— Start Entries supplied —

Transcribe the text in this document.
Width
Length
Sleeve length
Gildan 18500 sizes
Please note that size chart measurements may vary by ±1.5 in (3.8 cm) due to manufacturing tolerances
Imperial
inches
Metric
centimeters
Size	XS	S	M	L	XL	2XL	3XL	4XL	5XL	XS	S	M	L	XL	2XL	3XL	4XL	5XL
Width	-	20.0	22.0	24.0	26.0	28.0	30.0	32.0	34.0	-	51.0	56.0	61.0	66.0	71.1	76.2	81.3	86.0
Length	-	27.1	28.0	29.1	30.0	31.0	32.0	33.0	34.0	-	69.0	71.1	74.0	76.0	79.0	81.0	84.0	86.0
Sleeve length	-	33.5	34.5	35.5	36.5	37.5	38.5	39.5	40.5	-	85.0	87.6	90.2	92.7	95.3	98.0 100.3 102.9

— End Entries supplied —

# Work to complete:
Give the count of lines in the listing that hold the word "Sleeve", with no other text.

# Written response:
2